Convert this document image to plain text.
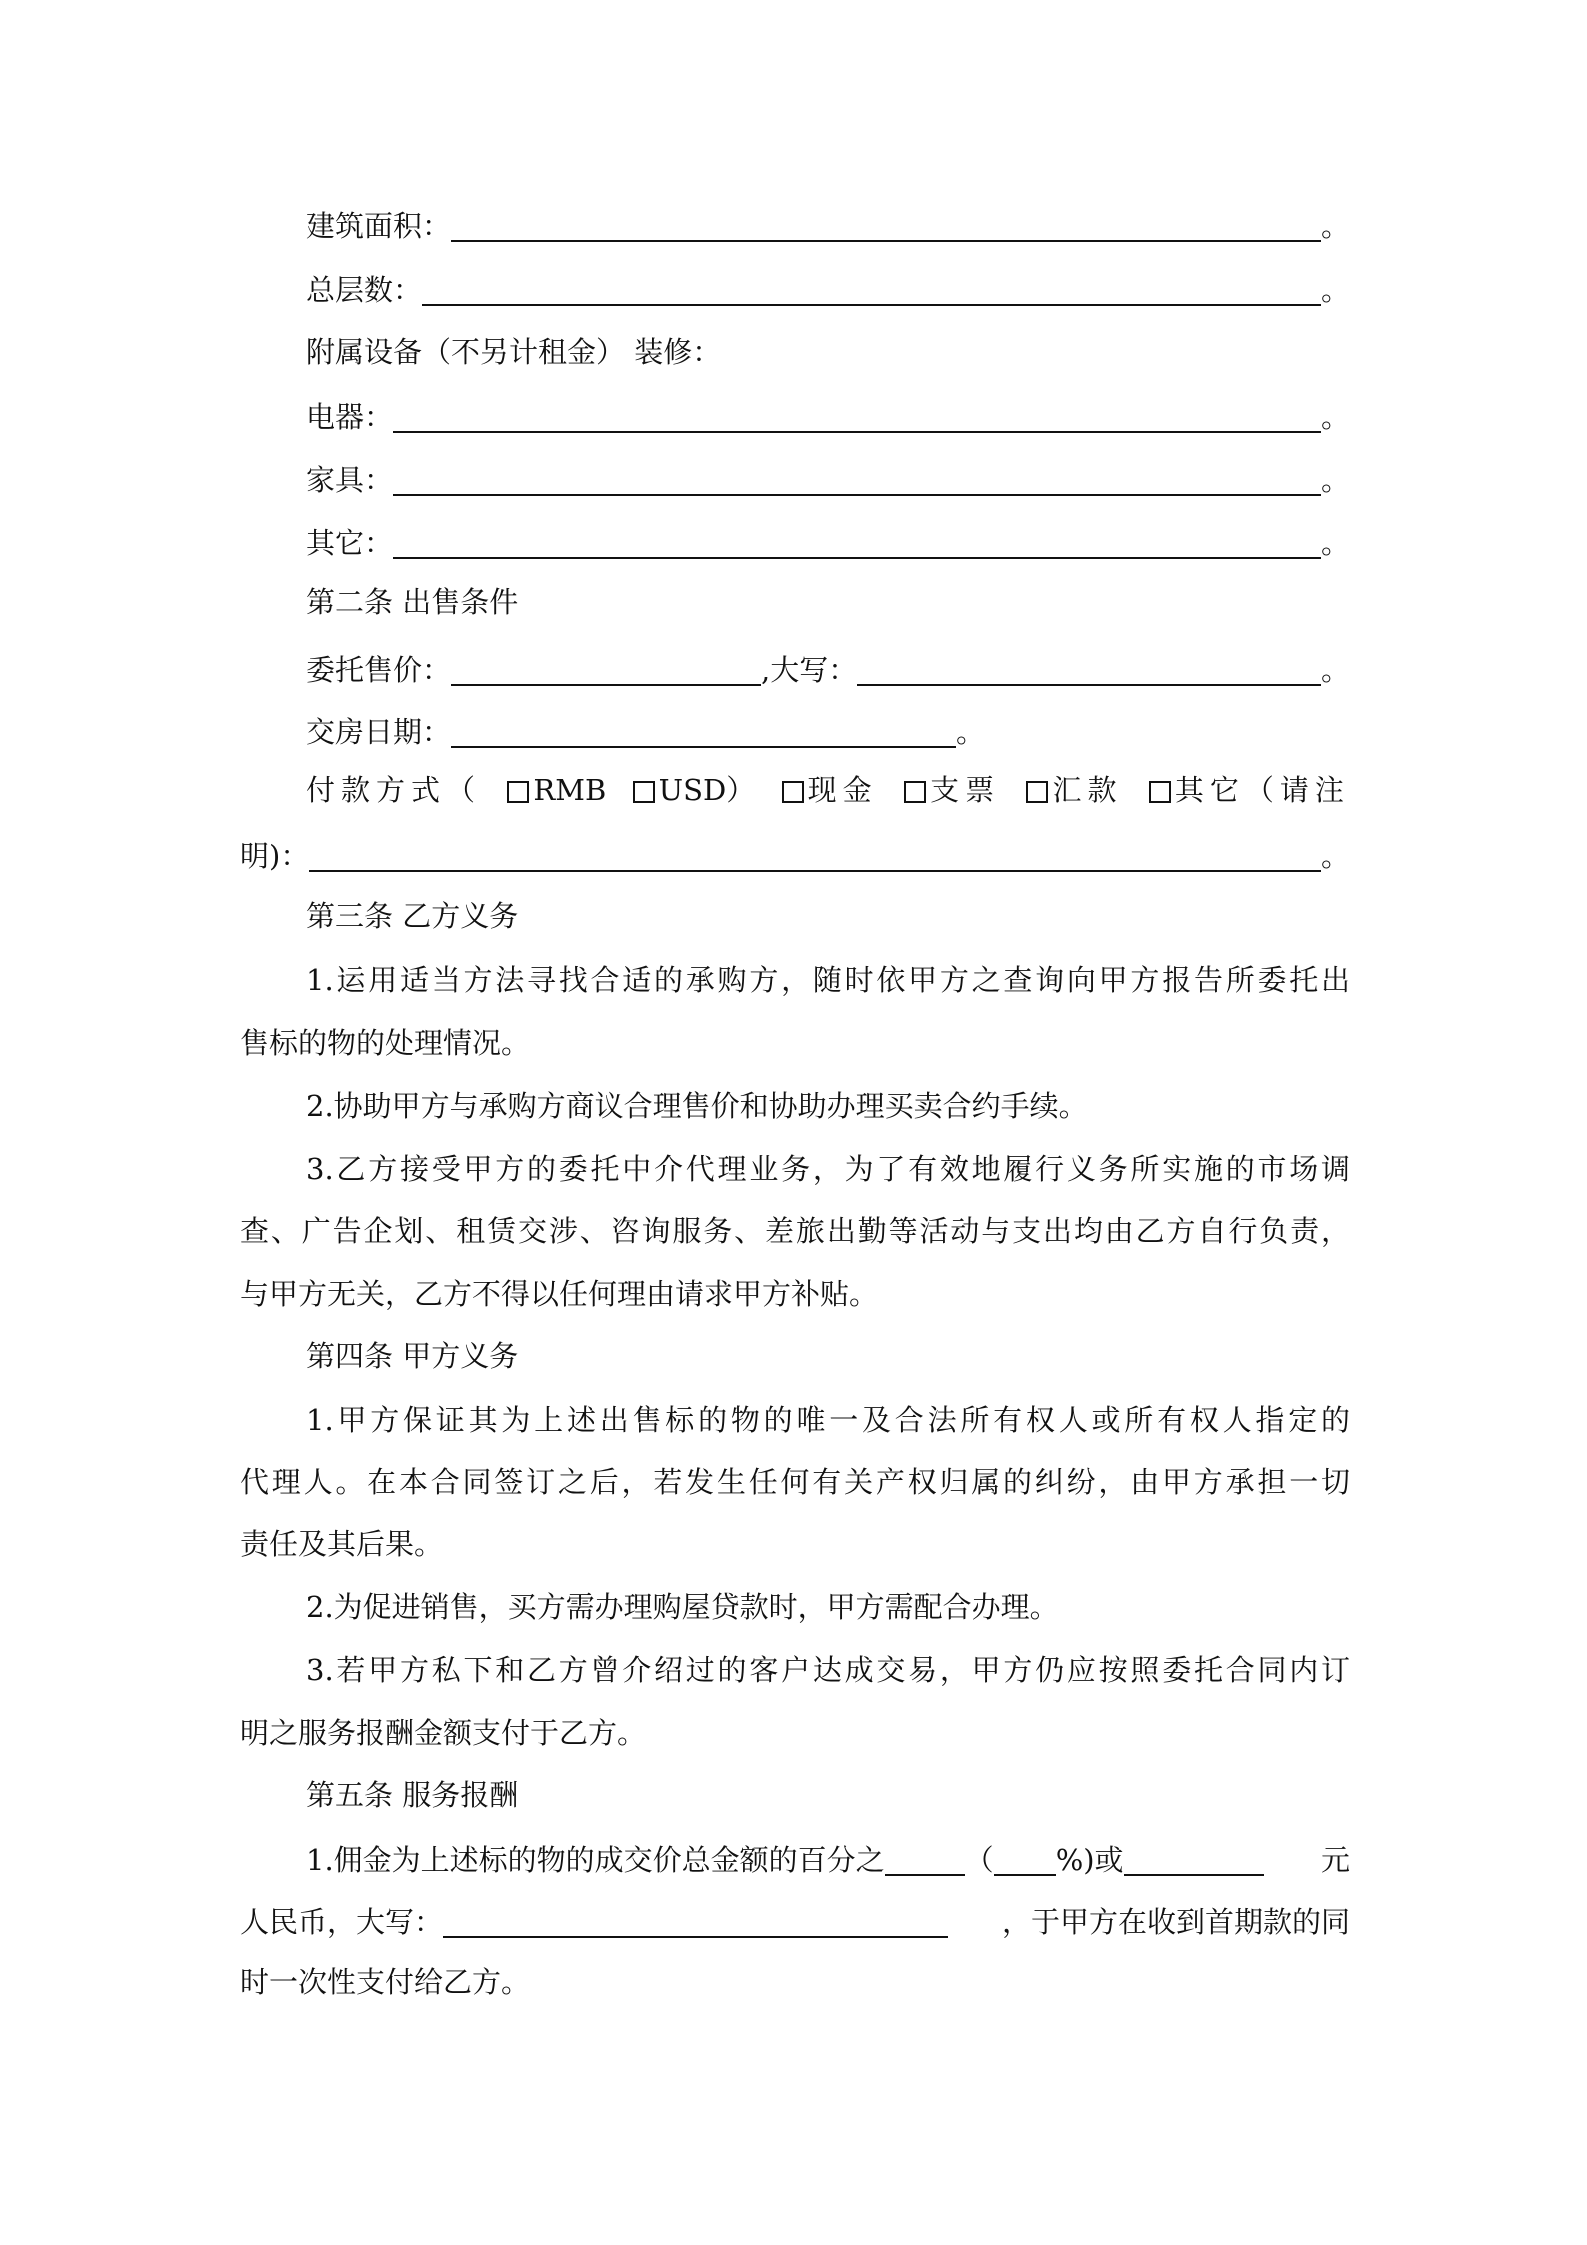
建筑面积：	。
总层数：	。
附属设备（不另计租金） 装修：
电器：	。
家具：	。
其它：	。
第二条 出售条件
委托售价：	,大写：	。
交房日期：	。
付款方式（	RMB	USD）	现金	支票	汇款	其它（请注
明)：	。
第三条 乙方义务
1.运用适当方法寻找合适的承购方，随时依甲方之查询向甲方报告所委托出
售标的物的处理情况。
2.协助甲方与承购方商议合理售价和协助办理买卖合约手续。
3.乙方接受甲方的委托中介代理业务，为了有效地履行义务所实施的市场调
查、广告企划、租赁交涉、咨询服务、差旅出勤等活动与支出均由乙方自行负责，
与甲方无关，乙方不得以任何理由请求甲方补贴。
第四条 甲方义务
1.甲方保证其为上述出售标的物的唯一及合法所有权人或所有权人指定的
代理人。在本合同签订之后，若发生任何有关产权归属的纠纷，由甲方承担一切
责任及其后果。
2.为促进销售，买方需办理购屋贷款时，甲方需配合办理。
3.若甲方私下和乙方曾介绍过的客户达成交易，甲方仍应按照委托合同内订
明之服务报酬金额支付于乙方。
第五条 服务报酬
1.佣金为上述标的物的成交价总金额的百分之	（ %)或	元
人民币，大写：	，于甲方在收到首期款的同
时一次性支付给乙方。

---

▶ Task prompt
Make a verbatim copy of all the entries and strip out the pictures.

▶ Written reply
Convert this document image to plain text.
建筑面积：	。
总层数：	。
附属设备（不另计租金） 装修：
电器：	。
家具：	。
其它：	。
第二条 出售条件
委托售价：	,大写：	。
交房日期：	。
付款方式（	RMB	USD）	现金	支票	汇款	其它（请注
明)：	。
第三条 乙方义务
1.运用适当方法寻找合适的承购方，随时依甲方之查询向甲方报告所委托出
售标的物的处理情况。
2.协助甲方与承购方商议合理售价和协助办理买卖合约手续。
3.乙方接受甲方的委托中介代理业务，为了有效地履行义务所实施的市场调
查、广告企划、租赁交涉、咨询服务、差旅出勤等活动与支出均由乙方自行负责，
与甲方无关，乙方不得以任何理由请求甲方补贴。
第四条 甲方义务
1.甲方保证其为上述出售标的物的唯一及合法所有权人或所有权人指定的
代理人。在本合同签订之后，若发生任何有关产权归属的纠纷，由甲方承担一切
责任及其后果。
2.为促进销售，买方需办理购屋贷款时，甲方需配合办理。
3.若甲方私下和乙方曾介绍过的客户达成交易，甲方仍应按照委托合同内订
明之服务报酬金额支付于乙方。
第五条 服务报酬
1.佣金为上述标的物的成交价总金额的百分之	（ %)或	元
人民币，大写：	，于甲方在收到首期款的同
时一次性支付给乙方。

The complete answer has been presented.